» SOURCE PASSAGE
    They profit from chaos.

  • Wendy Claughton
    Wendy Claughton
    January 18, 2026 AT 20:16

    I’ve been on levothyroxine for 12 years. Last month, my pharmacy had to give me a different generic-same active ingredient, but the fillers made me feel like I was drowning in slow motion. Took three weeks to stabilize. My doctor just shrugged. ‘We’ve all been there.’
    Why is my life a supply chain puzzle?
    And why does no one in Congress care until it’s their mom on dialysis?

  • Stacey Marsengill
    Stacey Marsengill
    January 20, 2026 AT 01:08

    Of course it’s worse now. The FDA let China and India run the show because ‘free trade’ sounded nice on a PowerPoint. Now we’re begging for epinephrine like it’s gold.
    And don’t even get me started on how the same companies that make these drugs also own the clinics that prescribe them. It’s a pyramid scheme with syringes.

» DATA

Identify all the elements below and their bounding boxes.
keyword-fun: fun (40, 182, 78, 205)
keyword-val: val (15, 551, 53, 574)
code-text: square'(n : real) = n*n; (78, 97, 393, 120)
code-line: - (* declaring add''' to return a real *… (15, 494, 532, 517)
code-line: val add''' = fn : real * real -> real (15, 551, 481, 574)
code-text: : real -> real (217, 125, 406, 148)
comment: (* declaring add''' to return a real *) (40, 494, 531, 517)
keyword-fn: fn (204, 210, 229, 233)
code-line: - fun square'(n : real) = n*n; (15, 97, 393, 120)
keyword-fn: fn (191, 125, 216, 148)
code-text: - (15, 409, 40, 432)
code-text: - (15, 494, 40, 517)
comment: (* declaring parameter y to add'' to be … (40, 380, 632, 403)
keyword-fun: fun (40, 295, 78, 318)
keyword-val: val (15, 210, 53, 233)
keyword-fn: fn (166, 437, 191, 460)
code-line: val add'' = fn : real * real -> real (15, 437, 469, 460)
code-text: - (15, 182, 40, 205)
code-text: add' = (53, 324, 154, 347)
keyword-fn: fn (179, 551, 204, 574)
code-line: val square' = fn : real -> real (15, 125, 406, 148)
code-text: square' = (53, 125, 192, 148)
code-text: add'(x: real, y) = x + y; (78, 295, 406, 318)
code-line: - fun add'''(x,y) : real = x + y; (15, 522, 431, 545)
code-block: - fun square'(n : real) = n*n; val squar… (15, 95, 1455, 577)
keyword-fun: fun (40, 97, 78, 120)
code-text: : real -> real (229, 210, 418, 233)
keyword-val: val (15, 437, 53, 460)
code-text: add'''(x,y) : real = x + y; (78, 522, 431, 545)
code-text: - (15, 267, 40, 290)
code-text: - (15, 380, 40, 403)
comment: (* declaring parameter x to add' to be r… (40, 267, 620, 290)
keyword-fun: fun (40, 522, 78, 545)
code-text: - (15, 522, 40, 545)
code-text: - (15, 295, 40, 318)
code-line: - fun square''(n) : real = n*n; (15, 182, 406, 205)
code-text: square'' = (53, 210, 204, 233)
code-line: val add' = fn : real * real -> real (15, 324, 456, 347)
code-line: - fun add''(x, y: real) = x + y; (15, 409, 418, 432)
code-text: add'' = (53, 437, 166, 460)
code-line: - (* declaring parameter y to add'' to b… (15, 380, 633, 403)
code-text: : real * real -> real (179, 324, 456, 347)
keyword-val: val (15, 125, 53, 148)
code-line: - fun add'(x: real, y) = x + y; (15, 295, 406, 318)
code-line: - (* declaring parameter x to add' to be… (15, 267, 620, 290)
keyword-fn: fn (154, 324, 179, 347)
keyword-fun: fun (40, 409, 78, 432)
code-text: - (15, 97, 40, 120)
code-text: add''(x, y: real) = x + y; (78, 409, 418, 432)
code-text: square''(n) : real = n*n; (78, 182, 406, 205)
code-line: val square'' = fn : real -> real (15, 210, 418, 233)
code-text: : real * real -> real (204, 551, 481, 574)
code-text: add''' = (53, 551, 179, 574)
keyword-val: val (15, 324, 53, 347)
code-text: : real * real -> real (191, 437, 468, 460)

» USING THE INFORMATION
1 > In the drug shortage comments, how long has Wendy Claughton been taking levothyroxine?
2 > Print the drug shortage comments from "They profit from" to "mom on dialysis?".
3 > Write what comes next in the drug shortage comments, starting after their final sentence.

» RESPONSES FOR EACH TASK
1 > 12 years.

2 >
They profit from chaos.

  • Wendy Claughton
    Wendy Claughton
    January 18, 2026 AT 20:16

    I’ve been on levothyroxine for 12 years. Last month, my pharmacy had to give me a different generic-same active ingredient, but the fillers made me feel like I was drowning in slow motion. Took three weeks to stabilize. My doctor just shrugged. ‘We’ve all been there.’
    Why is my life a supply chain puzzle?
    And why does no one in Congress care until it’s their mom on dialysis?

3 >
  • kenneth pillet
    kenneth pillet
    January 21, 2026 AT 20:54

    Vancomycin shortage hit my uncle hard. C. diff nearly killed him. They had to use fidaxomicin-3x the price, same odds. Pharmacist said they’ve been rationing since October. No one’s talking about how this kills people slower than opioids.
    Just saying.

  • Danny Gray
    Danny Gray
    January 22, 2026 AT 07:13

    Wait-so we’re mad about drug shortages… but we’re fine with paying $500 for a single shot of semaglutide?
    Isn’t that the same system?
    It’s not broken. It’s working exactly as intended: make people desperate, then sell them the rope.
    Also, ‘therapeutic equivalence’ is a legal fiction. Ever tried swapping a generic for a brand and not feel like your brain melted?
    Just sayin’.

  • Aysha Siera
    Aysha Siera
    January 23, 2026 AT 03:29

    Did you know the FDA gets 20% of its funding from pharma? That’s why they ‘approve’ factories with rat nests and no water filters.
    And the Indian plants? Owned by American hedge funds. They shut down cisplatin to jack up prices.
    It’s all planned.
    Wake up.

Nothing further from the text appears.